**Exercise aim:**
Copy all the material that follows, keeping every character the same.

Recorded data:
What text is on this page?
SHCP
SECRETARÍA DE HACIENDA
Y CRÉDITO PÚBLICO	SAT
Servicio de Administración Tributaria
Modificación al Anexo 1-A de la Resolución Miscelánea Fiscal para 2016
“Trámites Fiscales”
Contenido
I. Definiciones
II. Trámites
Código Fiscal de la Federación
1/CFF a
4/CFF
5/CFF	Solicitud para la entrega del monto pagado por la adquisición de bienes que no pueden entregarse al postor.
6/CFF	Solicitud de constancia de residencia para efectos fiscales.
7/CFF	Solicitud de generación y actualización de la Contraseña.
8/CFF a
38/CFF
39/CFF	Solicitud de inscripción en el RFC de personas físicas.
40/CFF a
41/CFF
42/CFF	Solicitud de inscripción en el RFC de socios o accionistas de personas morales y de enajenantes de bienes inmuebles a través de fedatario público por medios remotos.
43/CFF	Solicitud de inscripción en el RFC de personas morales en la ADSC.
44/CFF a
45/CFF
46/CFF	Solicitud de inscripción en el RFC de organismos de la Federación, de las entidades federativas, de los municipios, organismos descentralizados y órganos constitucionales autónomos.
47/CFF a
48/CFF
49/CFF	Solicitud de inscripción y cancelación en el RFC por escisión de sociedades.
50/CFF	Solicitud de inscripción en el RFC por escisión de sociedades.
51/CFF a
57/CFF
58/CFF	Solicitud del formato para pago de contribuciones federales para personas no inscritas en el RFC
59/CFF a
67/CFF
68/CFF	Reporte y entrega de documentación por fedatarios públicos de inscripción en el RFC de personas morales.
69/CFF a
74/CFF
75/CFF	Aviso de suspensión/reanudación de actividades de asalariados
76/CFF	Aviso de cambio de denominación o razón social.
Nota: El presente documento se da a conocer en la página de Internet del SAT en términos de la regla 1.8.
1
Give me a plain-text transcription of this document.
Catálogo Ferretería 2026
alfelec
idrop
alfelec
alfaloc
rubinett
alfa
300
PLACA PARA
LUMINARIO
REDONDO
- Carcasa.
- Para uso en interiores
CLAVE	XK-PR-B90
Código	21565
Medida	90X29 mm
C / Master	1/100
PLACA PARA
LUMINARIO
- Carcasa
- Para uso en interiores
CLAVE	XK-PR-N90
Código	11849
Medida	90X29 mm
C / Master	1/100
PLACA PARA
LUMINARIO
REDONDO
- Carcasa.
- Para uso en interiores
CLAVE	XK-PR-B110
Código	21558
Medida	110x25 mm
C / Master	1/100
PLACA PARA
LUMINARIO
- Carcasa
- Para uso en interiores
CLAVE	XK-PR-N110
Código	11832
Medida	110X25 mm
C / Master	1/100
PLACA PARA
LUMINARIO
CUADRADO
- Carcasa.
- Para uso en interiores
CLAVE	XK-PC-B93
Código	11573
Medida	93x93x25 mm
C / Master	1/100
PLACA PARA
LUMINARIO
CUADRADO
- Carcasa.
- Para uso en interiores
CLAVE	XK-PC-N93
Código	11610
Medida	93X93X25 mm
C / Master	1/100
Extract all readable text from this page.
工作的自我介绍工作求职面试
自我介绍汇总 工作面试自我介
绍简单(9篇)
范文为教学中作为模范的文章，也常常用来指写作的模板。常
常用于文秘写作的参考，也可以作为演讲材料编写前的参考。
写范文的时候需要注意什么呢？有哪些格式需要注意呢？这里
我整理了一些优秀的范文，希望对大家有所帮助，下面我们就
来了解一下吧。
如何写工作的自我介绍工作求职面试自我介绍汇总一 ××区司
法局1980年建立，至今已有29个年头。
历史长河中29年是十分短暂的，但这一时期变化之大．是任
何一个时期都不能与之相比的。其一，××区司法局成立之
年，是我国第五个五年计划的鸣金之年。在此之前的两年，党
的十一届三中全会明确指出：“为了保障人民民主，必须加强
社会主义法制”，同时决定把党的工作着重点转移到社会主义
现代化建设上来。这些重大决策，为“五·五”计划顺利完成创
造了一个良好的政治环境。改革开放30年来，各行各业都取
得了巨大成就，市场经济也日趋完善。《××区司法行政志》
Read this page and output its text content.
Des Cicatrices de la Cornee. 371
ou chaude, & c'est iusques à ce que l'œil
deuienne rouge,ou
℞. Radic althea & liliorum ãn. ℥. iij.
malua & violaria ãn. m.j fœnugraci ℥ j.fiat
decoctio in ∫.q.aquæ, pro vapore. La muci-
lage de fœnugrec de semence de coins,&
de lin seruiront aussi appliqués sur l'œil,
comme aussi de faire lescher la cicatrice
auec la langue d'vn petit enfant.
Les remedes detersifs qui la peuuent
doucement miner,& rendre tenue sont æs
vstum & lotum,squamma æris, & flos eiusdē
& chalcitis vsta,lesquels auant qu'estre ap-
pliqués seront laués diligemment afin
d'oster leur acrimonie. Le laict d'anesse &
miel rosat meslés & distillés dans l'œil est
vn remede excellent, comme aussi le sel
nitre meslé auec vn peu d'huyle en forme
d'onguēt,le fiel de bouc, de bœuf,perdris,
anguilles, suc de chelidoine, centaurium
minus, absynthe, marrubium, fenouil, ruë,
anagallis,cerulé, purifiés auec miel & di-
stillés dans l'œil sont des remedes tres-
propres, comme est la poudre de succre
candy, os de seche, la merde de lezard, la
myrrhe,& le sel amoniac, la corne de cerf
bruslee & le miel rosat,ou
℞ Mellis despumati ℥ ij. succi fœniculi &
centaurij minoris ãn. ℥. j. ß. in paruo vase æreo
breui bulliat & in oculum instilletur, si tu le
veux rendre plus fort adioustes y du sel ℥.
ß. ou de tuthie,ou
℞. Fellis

**Expected output:**
What text is on this page?
SHCP
SECRETARÍA DE HACIENDA
Y CRÉDITO PÚBLICO	SAT
Servicio de Administración Tributaria
Modificación al Anexo 1-A de la Resolución Miscelánea Fiscal para 2016
“Trámites Fiscales”
Contenido
I. Definiciones
II. Trámites
Código Fiscal de la Federación
1/CFF a
4/CFF
5/CFF	Solicitud para la entrega del monto pagado por la adquisición de bienes que no pueden entregarse al postor.
6/CFF	Solicitud de constancia de residencia para efectos fiscales.
7/CFF	Solicitud de generación y actualización de la Contraseña.
8/CFF a
38/CFF
39/CFF	Solicitud de inscripción en el RFC de personas físicas.
40/CFF a
41/CFF
42/CFF	Solicitud de inscripción en el RFC de socios o accionistas de personas morales y de enajenantes de bienes inmuebles a través de fedatario público por medios remotos.
43/CFF	Solicitud de inscripción en el RFC de personas morales en la ADSC.
44/CFF a
45/CFF
46/CFF	Solicitud de inscripción en el RFC de organismos de la Federación, de las entidades federativas, de los municipios, organismos descentralizados y órganos constitucionales autónomos.
47/CFF a
48/CFF
49/CFF	Solicitud de inscripción y cancelación en el RFC por escisión de sociedades.
50/CFF	Solicitud de inscripción en el RFC por escisión de sociedades.
51/CFF a
57/CFF
58/CFF	Solicitud del formato para pago de contribuciones federales para personas no inscritas en el RFC
59/CFF a
67/CFF
68/CFF	Reporte y entrega de documentación por fedatarios públicos de inscripción en el RFC de personas morales.
69/CFF a
74/CFF
75/CFF	Aviso de suspensión/reanudación de actividades de asalariados
76/CFF	Aviso de cambio de denominación o razón social.
Nota: El presente documento se da a conocer en la página de Internet del SAT en términos de la regla 1.8.
1
Give me a plain-text transcription of this document.
Catálogo Ferretería 2026
alfelec
idrop
alfelec
alfaloc
rubinett
alfa
300
PLACA PARA
LUMINARIO
REDONDO
- Carcasa.
- Para uso en interiores
CLAVE	XK-PR-B90
Código	21565
Medida	90X29 mm
C / Master	1/100
PLACA PARA
LUMINARIO
- Carcasa
- Para uso en interiores
CLAVE	XK-PR-N90
Código	11849
Medida	90X29 mm
C / Master	1/100
PLACA PARA
LUMINARIO
REDONDO
- Carcasa.
- Para uso en interiores
CLAVE	XK-PR-B110
Código	21558
Medida	110x25 mm
C / Master	1/100
PLACA PARA
LUMINARIO
- Carcasa
- Para uso en interiores
CLAVE	XK-PR-N110
Código	11832
Medida	110X25 mm
C / Master	1/100
PLACA PARA
LUMINARIO
CUADRADO
- Carcasa.
- Para uso en interiores
CLAVE	XK-PC-B93
Código	11573
Medida	93x93x25 mm
C / Master	1/100
PLACA PARA
LUMINARIO
CUADRADO
- Carcasa.
- Para uso en interiores
CLAVE	XK-PC-N93
Código	11610
Medida	93X93X25 mm
C / Master	1/100
Extract all readable text from this page.
工作的自我介绍工作求职面试
自我介绍汇总 工作面试自我介
绍简单(9篇)
范文为教学中作为模范的文章，也常常用来指写作的模板。常
常用于文秘写作的参考，也可以作为演讲材料编写前的参考。
写范文的时候需要注意什么呢？有哪些格式需要注意呢？这里
我整理了一些优秀的范文，希望对大家有所帮助，下面我们就
来了解一下吧。
如何写工作的自我介绍工作求职面试自我介绍汇总一 ××区司
法局1980年建立，至今已有29个年头。
历史长河中29年是十分短暂的，但这一时期变化之大．是任
何一个时期都不能与之相比的。其一，××区司法局成立之
年，是我国第五个五年计划的鸣金之年。在此之前的两年，党
的十一届三中全会明确指出：“为了保障人民民主，必须加强
社会主义法制”，同时决定把党的工作着重点转移到社会主义
现代化建设上来。这些重大决策，为“五·五”计划顺利完成创
造了一个良好的政治环境。改革开放30年来，各行各业都取
得了巨大成就，市场经济也日趋完善。《××区司法行政志》
Read this page and output its text content.
Des Cicatrices de la Cornee. 371
ou chaude, & c'est iusques à ce que l'œil
deuienne rouge,ou
℞. Radic althea & liliorum ãn. ℥. iij.
malua & violaria ãn. m.j fœnugraci ℥ j.fiat
decoctio in ∫.q.aquæ, pro vapore. La muci-
lage de fœnugrec de semence de coins,&
de lin seruiront aussi appliqués sur l'œil,
comme aussi de faire lescher la cicatrice
auec la langue d'vn petit enfant.
Les remedes detersifs qui la peuuent
doucement miner,& rendre tenue sont æs
vstum & lotum,squamma æris, & flos eiusdē
& chalcitis vsta,lesquels auant qu'estre ap-
pliqués seront laués diligemment afin
d'oster leur acrimonie. Le laict d'anesse &
miel rosat meslés & distillés dans l'œil est
vn remede excellent, comme aussi le sel
nitre meslé auec vn peu d'huyle en forme
d'onguēt,le fiel de bouc, de bœuf,perdris,
anguilles, suc de chelidoine, centaurium
minus, absynthe, marrubium, fenouil, ruë,
anagallis,cerulé, purifiés auec miel & di-
stillés dans l'œil sont des remedes tres-
propres, comme est la poudre de succre
candy, os de seche, la merde de lezard, la
myrrhe,& le sel amoniac, la corne de cerf
bruslee & le miel rosat,ou
℞ Mellis despumati ℥ ij. succi fœniculi &
centaurij minoris ãn. ℥. j. ß. in paruo vase æreo
breui bulliat & in oculum instilletur, si tu le
veux rendre plus fort adioustes y du sel ℥.
ß. ou de tuthie,ou
℞. Fellis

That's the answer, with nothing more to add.